(Dataset rows)
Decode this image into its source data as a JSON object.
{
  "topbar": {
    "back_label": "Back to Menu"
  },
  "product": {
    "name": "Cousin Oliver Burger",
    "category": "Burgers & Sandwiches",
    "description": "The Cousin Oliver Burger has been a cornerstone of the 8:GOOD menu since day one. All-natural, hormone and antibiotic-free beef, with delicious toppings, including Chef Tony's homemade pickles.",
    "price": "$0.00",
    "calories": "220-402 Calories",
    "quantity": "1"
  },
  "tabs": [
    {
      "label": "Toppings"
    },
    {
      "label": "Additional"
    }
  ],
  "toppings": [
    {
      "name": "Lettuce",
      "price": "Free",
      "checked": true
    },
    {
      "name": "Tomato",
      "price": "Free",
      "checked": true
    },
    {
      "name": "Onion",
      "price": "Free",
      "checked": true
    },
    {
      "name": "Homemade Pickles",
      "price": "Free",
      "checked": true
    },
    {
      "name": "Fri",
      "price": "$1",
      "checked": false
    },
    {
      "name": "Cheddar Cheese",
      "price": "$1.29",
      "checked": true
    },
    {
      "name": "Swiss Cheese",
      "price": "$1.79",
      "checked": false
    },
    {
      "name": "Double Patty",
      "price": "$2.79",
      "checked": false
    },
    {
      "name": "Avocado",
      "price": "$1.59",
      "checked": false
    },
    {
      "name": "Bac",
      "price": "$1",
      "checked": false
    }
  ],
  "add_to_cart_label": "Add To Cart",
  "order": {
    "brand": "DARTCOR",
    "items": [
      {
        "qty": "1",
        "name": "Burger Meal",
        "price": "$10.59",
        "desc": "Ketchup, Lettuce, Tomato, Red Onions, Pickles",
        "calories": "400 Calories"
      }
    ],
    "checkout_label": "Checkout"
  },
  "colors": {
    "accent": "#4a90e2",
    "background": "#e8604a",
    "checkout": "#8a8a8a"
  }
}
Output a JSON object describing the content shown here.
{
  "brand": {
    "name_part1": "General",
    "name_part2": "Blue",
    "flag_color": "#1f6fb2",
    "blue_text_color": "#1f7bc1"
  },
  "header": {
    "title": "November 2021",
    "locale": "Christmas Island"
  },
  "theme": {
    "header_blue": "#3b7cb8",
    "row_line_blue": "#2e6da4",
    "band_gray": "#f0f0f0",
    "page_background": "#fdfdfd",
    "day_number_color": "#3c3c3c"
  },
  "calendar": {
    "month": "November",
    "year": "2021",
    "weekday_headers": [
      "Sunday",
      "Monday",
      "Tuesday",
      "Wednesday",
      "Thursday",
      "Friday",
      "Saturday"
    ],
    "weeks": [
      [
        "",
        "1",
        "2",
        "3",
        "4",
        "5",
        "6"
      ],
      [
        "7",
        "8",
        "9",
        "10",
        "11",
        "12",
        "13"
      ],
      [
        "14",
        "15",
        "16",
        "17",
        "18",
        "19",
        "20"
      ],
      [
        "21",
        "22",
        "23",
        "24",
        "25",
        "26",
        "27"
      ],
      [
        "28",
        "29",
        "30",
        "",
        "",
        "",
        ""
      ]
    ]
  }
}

(Aim of the task) From the records above, copy every line that holds the word "object".

(Answer to this task)
Decode this image into its source data as a JSON object.
Output a JSON object describing the content shown here.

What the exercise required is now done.